Available data:

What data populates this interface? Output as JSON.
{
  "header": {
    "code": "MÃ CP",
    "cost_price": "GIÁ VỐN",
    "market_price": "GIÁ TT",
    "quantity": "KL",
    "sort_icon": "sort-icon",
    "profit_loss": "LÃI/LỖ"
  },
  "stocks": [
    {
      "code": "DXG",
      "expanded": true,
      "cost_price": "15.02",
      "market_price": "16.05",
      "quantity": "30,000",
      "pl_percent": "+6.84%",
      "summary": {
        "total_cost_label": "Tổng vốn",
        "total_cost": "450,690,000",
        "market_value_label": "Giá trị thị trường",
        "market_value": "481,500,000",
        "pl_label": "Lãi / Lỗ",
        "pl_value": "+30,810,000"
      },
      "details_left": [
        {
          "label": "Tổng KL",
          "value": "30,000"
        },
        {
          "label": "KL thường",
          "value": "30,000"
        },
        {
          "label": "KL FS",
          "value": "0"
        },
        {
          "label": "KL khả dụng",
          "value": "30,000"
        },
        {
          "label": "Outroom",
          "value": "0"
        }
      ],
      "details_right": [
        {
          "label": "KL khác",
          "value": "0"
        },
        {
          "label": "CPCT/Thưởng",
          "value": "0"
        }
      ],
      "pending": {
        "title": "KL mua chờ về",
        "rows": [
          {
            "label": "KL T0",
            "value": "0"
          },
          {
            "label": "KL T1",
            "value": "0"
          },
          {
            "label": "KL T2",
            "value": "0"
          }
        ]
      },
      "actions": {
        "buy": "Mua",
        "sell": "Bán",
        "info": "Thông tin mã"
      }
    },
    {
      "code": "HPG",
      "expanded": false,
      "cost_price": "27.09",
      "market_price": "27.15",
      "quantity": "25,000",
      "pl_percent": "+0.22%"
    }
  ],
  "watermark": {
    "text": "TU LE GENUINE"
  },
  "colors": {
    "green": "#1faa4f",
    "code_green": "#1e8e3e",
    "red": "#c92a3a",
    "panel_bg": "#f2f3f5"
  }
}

Work to complete:
Set down every line of the listing above again, exactly as given.

Exercise output:
What data populates this interface? Output as JSON.
{
  "header": {
    "code": "MÃ CP",
    "cost_price": "GIÁ VỐN",
    "market_price": "GIÁ TT",
    "quantity": "KL",
    "sort_icon": "sort-icon",
    "profit_loss": "LÃI/LỖ"
  },
  "stocks": [
    {
      "code": "DXG",
      "expanded": true,
      "cost_price": "15.02",
      "market_price": "16.05",
      "quantity": "30,000",
      "pl_percent": "+6.84%",
      "summary": {
        "total_cost_label": "Tổng vốn",
        "total_cost": "450,690,000",
        "market_value_label": "Giá trị thị trường",
        "market_value": "481,500,000",
        "pl_label": "Lãi / Lỗ",
        "pl_value": "+30,810,000"
      },
      "details_left": [
        {
          "label": "Tổng KL",
          "value": "30,000"
        },
        {
          "label": "KL thường",
          "value": "30,000"
        },
        {
          "label": "KL FS",
          "value": "0"
        },
        {
          "label": "KL khả dụng",
          "value": "30,000"
        },
        {
          "label": "Outroom",
          "value": "0"
        }
      ],
      "details_right": [
        {
          "label": "KL khác",
          "value": "0"
        },
        {
          "label": "CPCT/Thưởng",
          "value": "0"
        }
      ],
      "pending": {
        "title": "KL mua chờ về",
        "rows": [
          {
            "label": "KL T0",
            "value": "0"
          },
          {
            "label": "KL T1",
            "value": "0"
          },
          {
            "label": "KL T2",
            "value": "0"
          }
        ]
      },
      "actions": {
        "buy": "Mua",
        "sell": "Bán",
        "info": "Thông tin mã"
      }
    },
    {
      "code": "HPG",
      "expanded": false,
      "cost_price": "27.09",
      "market_price": "27.15",
      "quantity": "25,000",
      "pl_percent": "+0.22%"
    }
  ],
  "watermark": {
    "text": "TU LE GENUINE"
  },
  "colors": {
    "green": "#1faa4f",
    "code_green": "#1e8e3e",
    "red": "#c92a3a",
    "panel_bg": "#f2f3f5"
  }
}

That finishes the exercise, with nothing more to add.